Without the pictures, return each record as it appears.

### Records for the exercise
* * *

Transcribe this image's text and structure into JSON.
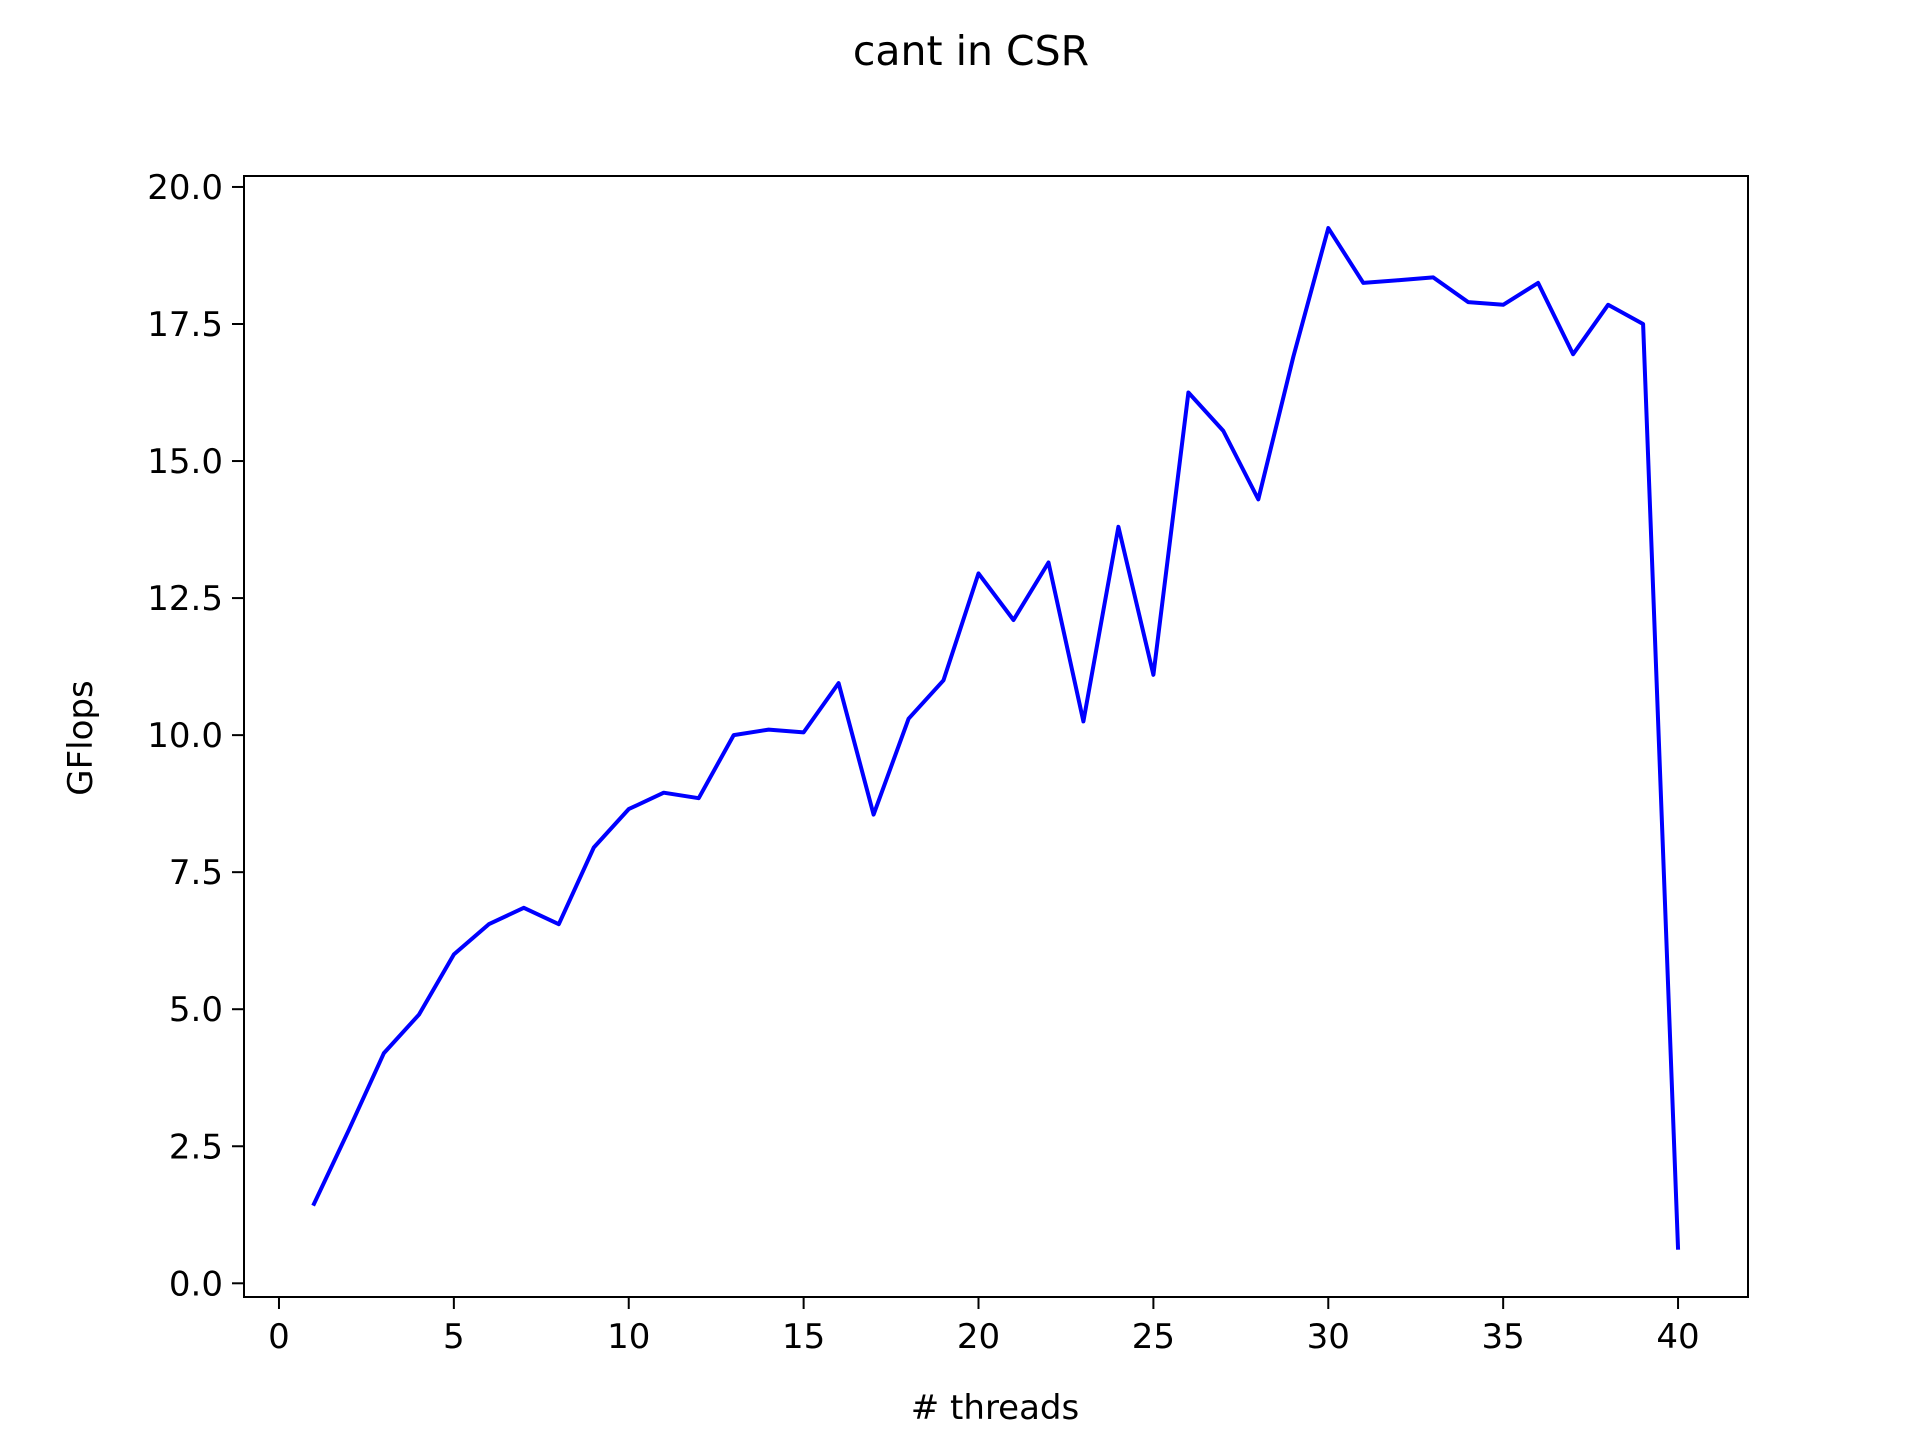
{
  "chart_data": {
    "type": "line",
    "title": "cant in CSR",
    "xlabel": "# threads",
    "ylabel": "GFlops",
    "xlim": [
      -1,
      42
    ],
    "ylim": [
      -0.25,
      20.2
    ],
    "xticks": [
      0,
      5,
      10,
      15,
      20,
      25,
      30,
      35,
      40
    ],
    "xtick_labels": [
      "0",
      "5",
      "10",
      "15",
      "20",
      "25",
      "30",
      "35",
      "40"
    ],
    "yticks": [
      0,
      2.5,
      5,
      7.5,
      10,
      12.5,
      15,
      17.5,
      20
    ],
    "ytick_labels": [
      "0.0",
      "2.5",
      "5.0",
      "7.5",
      "10.0",
      "12.5",
      "15.0",
      "17.5",
      "20.0"
    ],
    "grid": false,
    "series": [
      {
        "color": "#0000ff",
        "x": [
          1,
          2,
          3,
          4,
          5,
          6,
          7,
          8,
          9,
          10,
          11,
          12,
          13,
          14,
          15,
          16,
          17,
          18,
          19,
          20,
          21,
          22,
          23,
          24,
          25,
          26,
          27,
          28,
          29,
          30,
          31,
          32,
          33,
          34,
          35,
          36,
          37,
          38,
          39,
          40
        ],
        "values": [
          1.45,
          2.8,
          4.2,
          4.9,
          6.0,
          6.55,
          6.85,
          6.55,
          7.95,
          8.65,
          8.95,
          8.85,
          10.0,
          10.1,
          10.05,
          10.95,
          8.55,
          10.3,
          11.0,
          12.95,
          12.1,
          13.15,
          10.25,
          13.8,
          11.1,
          16.25,
          15.55,
          14.3,
          16.9,
          19.25,
          18.25,
          18.3,
          18.35,
          17.9,
          17.85,
          18.25,
          16.95,
          17.85,
          17.5,
          0.65
        ]
      }
    ]
  }
}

* * *

### Response to the exercise
Transcribe this image's text and structure into JSON.
{
  "chart_data": {
    "type": "line",
    "title": "cant in CSR",
    "xlabel": "# threads",
    "ylabel": "GFlops",
    "xlim": [
      -1,
      42
    ],
    "ylim": [
      -0.25,
      20.2
    ],
    "xticks": [
      0,
      5,
      10,
      15,
      20,
      25,
      30,
      35,
      40
    ],
    "xtick_labels": [
      "0",
      "5",
      "10",
      "15",
      "20",
      "25",
      "30",
      "35",
      "40"
    ],
    "yticks": [
      0,
      2.5,
      5,
      7.5,
      10,
      12.5,
      15,
      17.5,
      20
    ],
    "ytick_labels": [
      "0.0",
      "2.5",
      "5.0",
      "7.5",
      "10.0",
      "12.5",
      "15.0",
      "17.5",
      "20.0"
    ],
    "grid": false,
    "series": [
      {
        "color": "#0000ff",
        "x": [
          1,
          2,
          3,
          4,
          5,
          6,
          7,
          8,
          9,
          10,
          11,
          12,
          13,
          14,
          15,
          16,
          17,
          18,
          19,
          20,
          21,
          22,
          23,
          24,
          25,
          26,
          27,
          28,
          29,
          30,
          31,
          32,
          33,
          34,
          35,
          36,
          37,
          38,
          39,
          40
        ],
        "values": [
          1.45,
          2.8,
          4.2,
          4.9,
          6.0,
          6.55,
          6.85,
          6.55,
          7.95,
          8.65,
          8.95,
          8.85,
          10.0,
          10.1,
          10.05,
          10.95,
          8.55,
          10.3,
          11.0,
          12.95,
          12.1,
          13.15,
          10.25,
          13.8,
          11.1,
          16.25,
          15.55,
          14.3,
          16.9,
          19.25,
          18.25,
          18.3,
          18.35,
          17.9,
          17.85,
          18.25,
          16.95,
          17.85,
          17.5,
          0.65
        ]
      }
    ]
  }
}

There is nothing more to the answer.